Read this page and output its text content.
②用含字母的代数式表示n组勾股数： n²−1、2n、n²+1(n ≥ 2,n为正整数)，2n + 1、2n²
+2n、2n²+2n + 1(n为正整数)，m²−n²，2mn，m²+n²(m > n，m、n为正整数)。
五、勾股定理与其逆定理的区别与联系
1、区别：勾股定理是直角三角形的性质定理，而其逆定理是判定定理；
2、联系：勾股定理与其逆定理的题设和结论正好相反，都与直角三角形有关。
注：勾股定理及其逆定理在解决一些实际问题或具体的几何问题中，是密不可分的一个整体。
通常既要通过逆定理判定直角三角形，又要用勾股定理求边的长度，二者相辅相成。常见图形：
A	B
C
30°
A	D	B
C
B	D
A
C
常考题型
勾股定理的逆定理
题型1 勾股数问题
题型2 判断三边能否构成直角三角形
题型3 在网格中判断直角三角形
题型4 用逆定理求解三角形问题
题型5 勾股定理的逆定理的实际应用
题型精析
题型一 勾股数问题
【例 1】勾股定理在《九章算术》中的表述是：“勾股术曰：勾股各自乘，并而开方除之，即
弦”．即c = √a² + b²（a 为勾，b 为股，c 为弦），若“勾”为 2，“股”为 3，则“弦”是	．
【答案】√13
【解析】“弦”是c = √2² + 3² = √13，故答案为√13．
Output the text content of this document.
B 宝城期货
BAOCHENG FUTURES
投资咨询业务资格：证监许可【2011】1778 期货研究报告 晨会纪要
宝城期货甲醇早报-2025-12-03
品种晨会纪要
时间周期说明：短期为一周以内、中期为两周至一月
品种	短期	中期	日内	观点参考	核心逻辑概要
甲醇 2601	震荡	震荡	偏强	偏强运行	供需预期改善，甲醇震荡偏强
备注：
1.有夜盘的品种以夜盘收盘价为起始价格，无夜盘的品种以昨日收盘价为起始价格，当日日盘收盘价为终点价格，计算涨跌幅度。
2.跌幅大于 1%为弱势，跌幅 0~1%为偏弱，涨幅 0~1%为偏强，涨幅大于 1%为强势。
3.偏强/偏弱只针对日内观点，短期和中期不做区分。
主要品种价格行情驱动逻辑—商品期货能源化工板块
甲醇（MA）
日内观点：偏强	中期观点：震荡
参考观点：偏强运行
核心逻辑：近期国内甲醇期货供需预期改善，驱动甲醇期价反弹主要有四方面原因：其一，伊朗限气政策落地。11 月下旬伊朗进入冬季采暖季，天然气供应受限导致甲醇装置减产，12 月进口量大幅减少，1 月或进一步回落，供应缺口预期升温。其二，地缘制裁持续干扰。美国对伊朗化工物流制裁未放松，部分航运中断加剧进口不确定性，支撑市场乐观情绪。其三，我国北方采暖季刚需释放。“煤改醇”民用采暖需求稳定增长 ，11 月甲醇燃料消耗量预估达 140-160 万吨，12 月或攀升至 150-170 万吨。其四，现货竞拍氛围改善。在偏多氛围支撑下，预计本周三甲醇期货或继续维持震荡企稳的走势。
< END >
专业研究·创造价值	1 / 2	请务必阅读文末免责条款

═══

Scan the material above for the word "text". Copy each line where it occurs.

Read this page and output its text content.
Output the text content of this document.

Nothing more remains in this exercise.